-- begin Information provided --

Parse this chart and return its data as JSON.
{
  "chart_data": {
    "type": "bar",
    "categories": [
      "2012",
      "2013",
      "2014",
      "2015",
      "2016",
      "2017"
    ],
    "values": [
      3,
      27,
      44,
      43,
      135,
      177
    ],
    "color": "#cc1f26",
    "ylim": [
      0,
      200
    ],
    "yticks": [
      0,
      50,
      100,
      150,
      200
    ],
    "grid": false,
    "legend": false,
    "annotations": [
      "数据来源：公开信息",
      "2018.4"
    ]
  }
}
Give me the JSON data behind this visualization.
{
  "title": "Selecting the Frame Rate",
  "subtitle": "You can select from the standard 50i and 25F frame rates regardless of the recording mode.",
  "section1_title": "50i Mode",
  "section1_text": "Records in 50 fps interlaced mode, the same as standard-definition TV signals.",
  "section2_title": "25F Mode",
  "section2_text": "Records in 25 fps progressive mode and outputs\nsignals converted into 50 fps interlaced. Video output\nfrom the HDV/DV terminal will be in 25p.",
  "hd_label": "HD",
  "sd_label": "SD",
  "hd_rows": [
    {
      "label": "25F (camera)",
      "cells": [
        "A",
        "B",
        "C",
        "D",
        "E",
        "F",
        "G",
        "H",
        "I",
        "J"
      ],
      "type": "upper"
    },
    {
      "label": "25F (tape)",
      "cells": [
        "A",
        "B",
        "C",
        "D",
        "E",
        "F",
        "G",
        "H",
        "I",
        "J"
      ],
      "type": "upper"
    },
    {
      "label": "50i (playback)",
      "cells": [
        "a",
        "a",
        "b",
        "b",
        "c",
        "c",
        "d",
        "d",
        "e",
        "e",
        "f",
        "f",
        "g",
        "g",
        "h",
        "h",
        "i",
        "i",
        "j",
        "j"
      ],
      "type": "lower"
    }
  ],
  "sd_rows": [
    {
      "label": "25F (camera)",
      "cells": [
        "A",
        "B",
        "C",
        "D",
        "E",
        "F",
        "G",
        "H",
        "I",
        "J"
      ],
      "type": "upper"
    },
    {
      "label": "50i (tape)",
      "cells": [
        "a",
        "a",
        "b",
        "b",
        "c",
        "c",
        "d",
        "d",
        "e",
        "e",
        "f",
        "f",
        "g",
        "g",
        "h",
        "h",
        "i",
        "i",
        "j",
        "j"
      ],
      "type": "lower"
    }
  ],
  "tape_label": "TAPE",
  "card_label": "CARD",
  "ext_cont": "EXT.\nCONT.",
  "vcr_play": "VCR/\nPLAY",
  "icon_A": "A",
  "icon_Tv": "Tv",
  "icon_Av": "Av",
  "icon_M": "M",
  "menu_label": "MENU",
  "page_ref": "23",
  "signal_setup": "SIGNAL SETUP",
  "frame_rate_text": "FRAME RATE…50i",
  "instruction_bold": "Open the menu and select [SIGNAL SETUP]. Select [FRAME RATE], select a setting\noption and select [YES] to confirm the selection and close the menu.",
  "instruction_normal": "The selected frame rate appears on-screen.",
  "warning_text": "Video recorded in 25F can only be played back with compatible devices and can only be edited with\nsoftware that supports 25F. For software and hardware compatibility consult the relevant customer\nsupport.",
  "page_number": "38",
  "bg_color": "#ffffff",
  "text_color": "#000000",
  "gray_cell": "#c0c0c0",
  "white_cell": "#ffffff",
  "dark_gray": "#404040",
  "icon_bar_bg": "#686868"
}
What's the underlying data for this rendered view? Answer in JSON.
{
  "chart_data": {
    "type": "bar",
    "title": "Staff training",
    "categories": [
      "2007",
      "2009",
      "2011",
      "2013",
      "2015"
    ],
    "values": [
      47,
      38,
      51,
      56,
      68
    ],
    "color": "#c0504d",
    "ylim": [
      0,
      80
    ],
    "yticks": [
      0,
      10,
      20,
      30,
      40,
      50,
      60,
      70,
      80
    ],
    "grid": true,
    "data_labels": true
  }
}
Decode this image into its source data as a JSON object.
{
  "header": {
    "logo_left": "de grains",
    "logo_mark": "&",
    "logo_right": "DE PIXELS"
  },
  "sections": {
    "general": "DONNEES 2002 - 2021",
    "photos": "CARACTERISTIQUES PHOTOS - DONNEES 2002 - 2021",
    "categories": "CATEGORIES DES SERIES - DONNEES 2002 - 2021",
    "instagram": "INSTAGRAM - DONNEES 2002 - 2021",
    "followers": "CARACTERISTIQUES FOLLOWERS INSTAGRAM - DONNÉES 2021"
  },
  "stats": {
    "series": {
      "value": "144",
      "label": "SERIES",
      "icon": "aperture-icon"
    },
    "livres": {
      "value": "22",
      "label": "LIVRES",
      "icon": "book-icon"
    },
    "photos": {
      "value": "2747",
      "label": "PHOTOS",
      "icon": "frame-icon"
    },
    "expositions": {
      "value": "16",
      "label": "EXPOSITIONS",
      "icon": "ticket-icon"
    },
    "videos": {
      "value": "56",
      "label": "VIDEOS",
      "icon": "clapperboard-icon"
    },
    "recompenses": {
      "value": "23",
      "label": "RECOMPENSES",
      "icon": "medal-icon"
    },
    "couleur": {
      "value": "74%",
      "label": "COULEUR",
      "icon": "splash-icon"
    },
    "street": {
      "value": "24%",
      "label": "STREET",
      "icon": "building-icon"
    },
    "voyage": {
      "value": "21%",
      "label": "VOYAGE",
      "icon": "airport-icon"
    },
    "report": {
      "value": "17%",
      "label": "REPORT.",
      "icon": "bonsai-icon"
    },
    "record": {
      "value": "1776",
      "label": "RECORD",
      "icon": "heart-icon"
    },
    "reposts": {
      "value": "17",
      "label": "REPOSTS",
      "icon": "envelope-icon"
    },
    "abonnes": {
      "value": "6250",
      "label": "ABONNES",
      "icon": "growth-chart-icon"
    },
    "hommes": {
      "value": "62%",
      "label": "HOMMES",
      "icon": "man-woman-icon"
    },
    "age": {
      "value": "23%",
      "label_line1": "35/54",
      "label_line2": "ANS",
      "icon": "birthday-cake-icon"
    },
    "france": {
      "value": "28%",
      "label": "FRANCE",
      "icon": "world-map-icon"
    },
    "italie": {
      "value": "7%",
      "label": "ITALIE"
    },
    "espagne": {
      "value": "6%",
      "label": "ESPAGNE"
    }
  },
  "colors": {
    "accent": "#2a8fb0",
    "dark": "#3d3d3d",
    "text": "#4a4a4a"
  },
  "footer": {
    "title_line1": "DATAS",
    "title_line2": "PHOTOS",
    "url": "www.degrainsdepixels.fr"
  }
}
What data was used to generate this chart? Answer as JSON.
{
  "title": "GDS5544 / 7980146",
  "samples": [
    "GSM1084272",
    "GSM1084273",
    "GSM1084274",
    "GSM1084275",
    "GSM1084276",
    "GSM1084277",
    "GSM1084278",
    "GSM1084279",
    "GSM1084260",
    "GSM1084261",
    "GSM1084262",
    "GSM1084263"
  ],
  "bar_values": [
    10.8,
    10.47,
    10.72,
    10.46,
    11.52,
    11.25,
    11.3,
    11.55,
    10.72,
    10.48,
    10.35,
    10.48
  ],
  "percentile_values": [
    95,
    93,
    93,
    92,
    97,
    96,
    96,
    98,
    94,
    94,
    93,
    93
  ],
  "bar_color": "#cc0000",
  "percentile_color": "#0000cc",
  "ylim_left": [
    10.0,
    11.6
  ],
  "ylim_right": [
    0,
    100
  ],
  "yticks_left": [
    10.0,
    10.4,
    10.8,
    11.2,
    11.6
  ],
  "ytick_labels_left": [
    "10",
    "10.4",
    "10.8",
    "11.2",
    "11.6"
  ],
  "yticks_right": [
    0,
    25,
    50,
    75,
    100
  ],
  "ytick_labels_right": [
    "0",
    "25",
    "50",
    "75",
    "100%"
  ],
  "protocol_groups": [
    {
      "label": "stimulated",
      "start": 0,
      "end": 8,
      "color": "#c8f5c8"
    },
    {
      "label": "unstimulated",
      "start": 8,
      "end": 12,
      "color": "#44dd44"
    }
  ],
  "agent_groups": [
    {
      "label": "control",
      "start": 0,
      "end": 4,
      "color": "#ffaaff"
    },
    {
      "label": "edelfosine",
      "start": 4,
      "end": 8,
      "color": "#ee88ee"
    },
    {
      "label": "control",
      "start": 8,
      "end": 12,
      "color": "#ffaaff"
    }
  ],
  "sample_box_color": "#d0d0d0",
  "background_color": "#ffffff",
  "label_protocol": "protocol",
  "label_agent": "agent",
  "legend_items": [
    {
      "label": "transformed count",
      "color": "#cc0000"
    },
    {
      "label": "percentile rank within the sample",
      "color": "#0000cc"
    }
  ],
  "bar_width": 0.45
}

-- end Information provided --

Task brief:
Count every line of the records that holds "interlaced". State the number, nothing else.

The completed task:
2